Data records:

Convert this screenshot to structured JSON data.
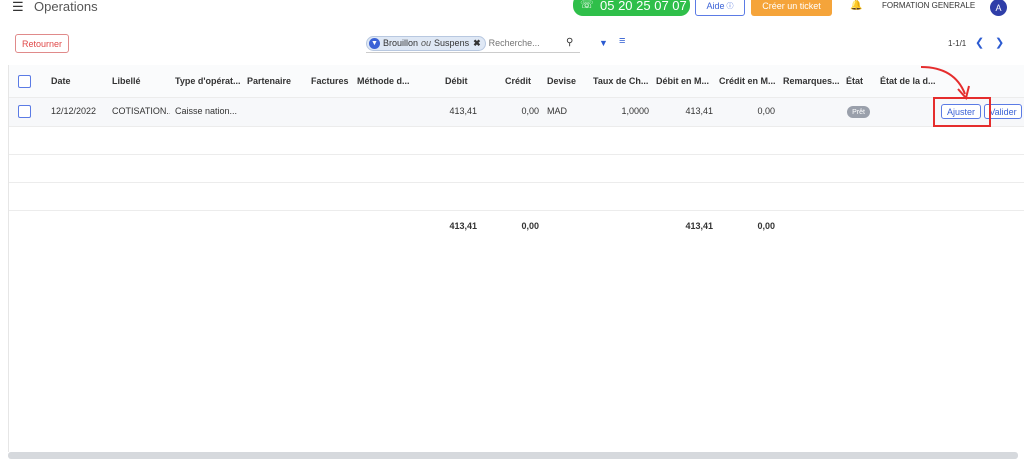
{
  "topbar": {
    "title": "Operations",
    "phone": "05 20 25 07 07",
    "help_label": "Aide",
    "ticket_label": "Créer un ticket",
    "company": "FORMATION GENERALE",
    "avatar_initial": "A"
  },
  "control": {
    "back_label": "Retourner",
    "facet_a": "Brouillon",
    "facet_or": "ou",
    "facet_b": "Suspens",
    "search_placeholder": "Recherche...",
    "pager": "1-1/1"
  },
  "table": {
    "headers": {
      "date": "Date",
      "libelle": "Libellé",
      "type": "Type d'opérat...",
      "partenaire": "Partenaire",
      "factures": "Factures",
      "methode": "Méthode d...",
      "debit": "Débit",
      "credit": "Crédit",
      "devise": "Devise",
      "taux": "Taux de Ch...",
      "debit_m": "Débit en M...",
      "credit_m": "Crédit en M...",
      "remarques": "Remarques...",
      "etat": "État",
      "etat_d": "État de la d..."
    },
    "rows": [
      {
        "date": "12/12/2022",
        "libelle": "COTISATION...",
        "type": "Caisse nation...",
        "debit": "413,41",
        "credit": "0,00",
        "devise": "MAD",
        "taux": "1,0000",
        "debit_m": "413,41",
        "credit_m": "0,00",
        "etat": "Prêt",
        "ajuster_label": "Ajuster",
        "valider_label": "Valider"
      }
    ],
    "totals": {
      "debit": "413,41",
      "credit": "0,00",
      "debit_m": "413,41",
      "credit_m": "0,00"
    }
  },
  "colors": {
    "primary": "#3b62d6",
    "phone_bg": "#2fbf4a",
    "ticket_bg": "#f5a43a",
    "annotation": "#e52d2d"
  }
}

Your task
Transcribe the full listing character for character. Pictures are excluded.

Answer to this problem
Convert this screenshot to structured JSON data.
{
  "topbar": {
    "title": "Operations",
    "phone": "05 20 25 07 07",
    "help_label": "Aide",
    "ticket_label": "Créer un ticket",
    "company": "FORMATION GENERALE",
    "avatar_initial": "A"
  },
  "control": {
    "back_label": "Retourner",
    "facet_a": "Brouillon",
    "facet_or": "ou",
    "facet_b": "Suspens",
    "search_placeholder": "Recherche...",
    "pager": "1-1/1"
  },
  "table": {
    "headers": {
      "date": "Date",
      "libelle": "Libellé",
      "type": "Type d'opérat...",
      "partenaire": "Partenaire",
      "factures": "Factures",
      "methode": "Méthode d...",
      "debit": "Débit",
      "credit": "Crédit",
      "devise": "Devise",
      "taux": "Taux de Ch...",
      "debit_m": "Débit en M...",
      "credit_m": "Crédit en M...",
      "remarques": "Remarques...",
      "etat": "État",
      "etat_d": "État de la d..."
    },
    "rows": [
      {
        "date": "12/12/2022",
        "libelle": "COTISATION...",
        "type": "Caisse nation...",
        "debit": "413,41",
        "credit": "0,00",
        "devise": "MAD",
        "taux": "1,0000",
        "debit_m": "413,41",
        "credit_m": "0,00",
        "etat": "Prêt",
        "ajuster_label": "Ajuster",
        "valider_label": "Valider"
      }
    ],
    "totals": {
      "debit": "413,41",
      "credit": "0,00",
      "debit_m": "413,41",
      "credit_m": "0,00"
    }
  },
  "colors": {
    "primary": "#3b62d6",
    "phone_bg": "#2fbf4a",
    "ticket_bg": "#f5a43a",
    "annotation": "#e52d2d"
  }
}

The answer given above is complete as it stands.